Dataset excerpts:
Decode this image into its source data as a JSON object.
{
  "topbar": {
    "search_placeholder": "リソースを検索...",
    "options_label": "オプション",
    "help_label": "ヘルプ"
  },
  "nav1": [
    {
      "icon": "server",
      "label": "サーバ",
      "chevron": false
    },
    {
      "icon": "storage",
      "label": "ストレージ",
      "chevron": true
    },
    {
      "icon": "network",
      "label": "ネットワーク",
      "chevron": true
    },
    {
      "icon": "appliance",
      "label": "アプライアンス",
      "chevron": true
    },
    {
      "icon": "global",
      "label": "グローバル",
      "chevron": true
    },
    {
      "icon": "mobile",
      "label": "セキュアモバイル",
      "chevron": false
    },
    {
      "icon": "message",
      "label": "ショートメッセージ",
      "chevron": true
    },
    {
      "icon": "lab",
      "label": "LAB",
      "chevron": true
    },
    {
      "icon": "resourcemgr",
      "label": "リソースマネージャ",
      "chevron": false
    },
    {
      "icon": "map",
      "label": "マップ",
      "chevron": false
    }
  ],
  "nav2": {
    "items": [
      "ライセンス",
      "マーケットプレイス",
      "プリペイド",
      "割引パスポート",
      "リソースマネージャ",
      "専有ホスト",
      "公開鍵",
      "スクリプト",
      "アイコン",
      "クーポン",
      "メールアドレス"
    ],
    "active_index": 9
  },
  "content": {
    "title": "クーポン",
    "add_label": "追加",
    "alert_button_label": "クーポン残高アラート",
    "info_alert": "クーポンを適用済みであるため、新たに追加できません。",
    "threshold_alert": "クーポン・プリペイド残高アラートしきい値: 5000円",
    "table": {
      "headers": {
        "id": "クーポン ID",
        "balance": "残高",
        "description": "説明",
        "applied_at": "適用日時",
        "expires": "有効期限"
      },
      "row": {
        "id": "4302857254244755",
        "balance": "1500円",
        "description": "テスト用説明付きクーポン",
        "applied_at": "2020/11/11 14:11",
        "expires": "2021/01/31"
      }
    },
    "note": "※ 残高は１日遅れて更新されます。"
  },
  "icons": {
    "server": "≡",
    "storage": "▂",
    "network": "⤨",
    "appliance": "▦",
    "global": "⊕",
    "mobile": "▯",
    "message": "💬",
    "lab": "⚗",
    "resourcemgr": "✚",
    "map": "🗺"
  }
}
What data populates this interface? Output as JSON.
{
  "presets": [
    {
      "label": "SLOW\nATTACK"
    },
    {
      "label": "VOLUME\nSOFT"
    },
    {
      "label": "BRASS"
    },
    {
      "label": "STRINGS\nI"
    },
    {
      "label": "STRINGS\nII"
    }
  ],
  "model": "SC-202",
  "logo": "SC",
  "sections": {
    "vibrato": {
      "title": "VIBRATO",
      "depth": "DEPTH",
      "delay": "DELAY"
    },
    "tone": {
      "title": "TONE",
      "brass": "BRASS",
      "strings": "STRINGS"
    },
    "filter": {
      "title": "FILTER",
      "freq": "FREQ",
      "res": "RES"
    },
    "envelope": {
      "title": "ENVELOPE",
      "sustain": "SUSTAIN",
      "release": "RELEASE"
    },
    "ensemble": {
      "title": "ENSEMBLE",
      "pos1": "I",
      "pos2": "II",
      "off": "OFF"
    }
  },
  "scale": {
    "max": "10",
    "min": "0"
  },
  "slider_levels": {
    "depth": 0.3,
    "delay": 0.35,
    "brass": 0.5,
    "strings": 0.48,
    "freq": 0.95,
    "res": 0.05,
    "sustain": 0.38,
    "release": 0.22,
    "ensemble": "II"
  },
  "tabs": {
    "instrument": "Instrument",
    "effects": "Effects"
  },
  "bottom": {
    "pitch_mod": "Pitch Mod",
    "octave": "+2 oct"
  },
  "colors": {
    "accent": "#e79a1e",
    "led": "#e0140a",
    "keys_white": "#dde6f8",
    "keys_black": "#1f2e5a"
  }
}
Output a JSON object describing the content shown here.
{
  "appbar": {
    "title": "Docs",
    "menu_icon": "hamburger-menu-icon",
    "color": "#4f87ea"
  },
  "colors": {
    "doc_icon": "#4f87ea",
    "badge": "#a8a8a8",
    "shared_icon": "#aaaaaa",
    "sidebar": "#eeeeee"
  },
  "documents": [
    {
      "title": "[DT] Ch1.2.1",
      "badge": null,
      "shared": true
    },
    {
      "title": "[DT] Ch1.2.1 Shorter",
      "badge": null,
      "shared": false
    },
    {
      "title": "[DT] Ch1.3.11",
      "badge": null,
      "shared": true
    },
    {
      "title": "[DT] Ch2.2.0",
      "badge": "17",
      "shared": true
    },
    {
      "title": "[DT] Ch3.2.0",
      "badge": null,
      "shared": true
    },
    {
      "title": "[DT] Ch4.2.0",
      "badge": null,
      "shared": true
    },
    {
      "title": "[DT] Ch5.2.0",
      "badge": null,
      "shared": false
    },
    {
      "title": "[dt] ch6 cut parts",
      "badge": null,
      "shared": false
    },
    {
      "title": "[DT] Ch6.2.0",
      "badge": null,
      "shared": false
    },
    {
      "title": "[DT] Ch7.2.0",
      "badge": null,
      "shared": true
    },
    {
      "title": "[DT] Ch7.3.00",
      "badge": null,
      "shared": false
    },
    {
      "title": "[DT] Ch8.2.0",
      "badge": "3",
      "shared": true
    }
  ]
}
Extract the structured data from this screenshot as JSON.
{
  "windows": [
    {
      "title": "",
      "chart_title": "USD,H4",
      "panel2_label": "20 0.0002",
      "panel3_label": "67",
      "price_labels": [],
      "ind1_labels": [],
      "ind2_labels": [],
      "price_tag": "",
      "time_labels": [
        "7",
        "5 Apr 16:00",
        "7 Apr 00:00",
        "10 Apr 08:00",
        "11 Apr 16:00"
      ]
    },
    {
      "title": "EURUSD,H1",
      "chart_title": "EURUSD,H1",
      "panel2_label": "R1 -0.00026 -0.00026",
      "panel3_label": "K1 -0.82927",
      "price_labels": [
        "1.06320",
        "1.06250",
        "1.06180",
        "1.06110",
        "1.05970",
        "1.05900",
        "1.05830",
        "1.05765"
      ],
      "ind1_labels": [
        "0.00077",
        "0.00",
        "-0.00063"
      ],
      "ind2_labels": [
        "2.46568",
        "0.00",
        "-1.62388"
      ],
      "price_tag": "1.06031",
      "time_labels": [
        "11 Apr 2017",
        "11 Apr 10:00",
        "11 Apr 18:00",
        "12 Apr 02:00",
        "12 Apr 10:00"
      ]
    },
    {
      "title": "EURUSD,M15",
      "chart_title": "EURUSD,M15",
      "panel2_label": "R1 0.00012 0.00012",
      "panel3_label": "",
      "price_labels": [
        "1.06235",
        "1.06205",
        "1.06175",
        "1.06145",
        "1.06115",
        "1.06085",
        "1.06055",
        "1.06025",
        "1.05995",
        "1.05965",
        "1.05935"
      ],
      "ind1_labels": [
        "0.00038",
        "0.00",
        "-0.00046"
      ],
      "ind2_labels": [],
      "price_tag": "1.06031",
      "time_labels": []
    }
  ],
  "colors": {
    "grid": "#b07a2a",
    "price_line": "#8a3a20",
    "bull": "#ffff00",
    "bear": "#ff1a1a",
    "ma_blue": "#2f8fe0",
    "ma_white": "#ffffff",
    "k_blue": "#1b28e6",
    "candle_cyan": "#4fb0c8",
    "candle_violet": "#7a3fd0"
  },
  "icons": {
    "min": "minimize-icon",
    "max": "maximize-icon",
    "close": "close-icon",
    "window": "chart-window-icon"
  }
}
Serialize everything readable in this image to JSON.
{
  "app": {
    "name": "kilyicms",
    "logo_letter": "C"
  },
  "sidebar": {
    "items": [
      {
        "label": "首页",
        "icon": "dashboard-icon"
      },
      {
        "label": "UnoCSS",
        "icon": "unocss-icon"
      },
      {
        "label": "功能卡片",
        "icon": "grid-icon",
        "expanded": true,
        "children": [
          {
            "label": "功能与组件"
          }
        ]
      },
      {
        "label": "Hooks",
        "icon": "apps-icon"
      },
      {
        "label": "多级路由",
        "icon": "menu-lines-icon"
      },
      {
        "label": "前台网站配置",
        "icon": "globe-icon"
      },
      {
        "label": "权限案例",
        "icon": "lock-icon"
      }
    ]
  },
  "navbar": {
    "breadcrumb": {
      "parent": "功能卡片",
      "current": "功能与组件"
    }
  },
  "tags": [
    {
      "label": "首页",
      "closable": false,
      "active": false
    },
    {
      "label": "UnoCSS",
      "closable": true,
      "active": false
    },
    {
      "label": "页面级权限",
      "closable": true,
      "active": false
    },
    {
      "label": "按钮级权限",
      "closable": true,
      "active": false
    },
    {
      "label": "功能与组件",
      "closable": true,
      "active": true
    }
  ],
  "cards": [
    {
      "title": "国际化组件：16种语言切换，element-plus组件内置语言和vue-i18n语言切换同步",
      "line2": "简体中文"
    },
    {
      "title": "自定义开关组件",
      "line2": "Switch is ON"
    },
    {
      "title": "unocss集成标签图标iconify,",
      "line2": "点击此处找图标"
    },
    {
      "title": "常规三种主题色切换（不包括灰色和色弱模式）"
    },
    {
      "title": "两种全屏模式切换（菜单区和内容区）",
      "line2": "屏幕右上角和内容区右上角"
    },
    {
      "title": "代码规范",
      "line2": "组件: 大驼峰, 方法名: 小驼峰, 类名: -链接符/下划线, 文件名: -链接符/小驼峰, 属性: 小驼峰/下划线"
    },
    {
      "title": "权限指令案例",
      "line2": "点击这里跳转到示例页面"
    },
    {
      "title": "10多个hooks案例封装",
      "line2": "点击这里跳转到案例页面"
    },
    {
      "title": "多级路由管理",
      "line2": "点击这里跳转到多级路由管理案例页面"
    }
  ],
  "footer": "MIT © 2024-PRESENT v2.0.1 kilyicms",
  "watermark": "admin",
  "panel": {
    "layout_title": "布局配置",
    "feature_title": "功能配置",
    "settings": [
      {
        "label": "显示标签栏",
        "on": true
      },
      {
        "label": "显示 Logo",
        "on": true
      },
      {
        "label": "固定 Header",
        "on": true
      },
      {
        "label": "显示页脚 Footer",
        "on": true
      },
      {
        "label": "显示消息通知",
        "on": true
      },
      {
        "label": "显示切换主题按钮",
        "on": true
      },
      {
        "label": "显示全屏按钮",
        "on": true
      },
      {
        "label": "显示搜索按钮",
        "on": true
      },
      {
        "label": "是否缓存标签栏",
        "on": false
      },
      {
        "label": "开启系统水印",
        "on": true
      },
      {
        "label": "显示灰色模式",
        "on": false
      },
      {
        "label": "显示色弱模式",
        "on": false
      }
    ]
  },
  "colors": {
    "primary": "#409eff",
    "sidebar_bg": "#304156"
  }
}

- _Task description_: Look through the data and show every line containing "image".

- _The reply_:
Decode this image into its source data as a JSON object.
Serialize everything readable in this image to JSON.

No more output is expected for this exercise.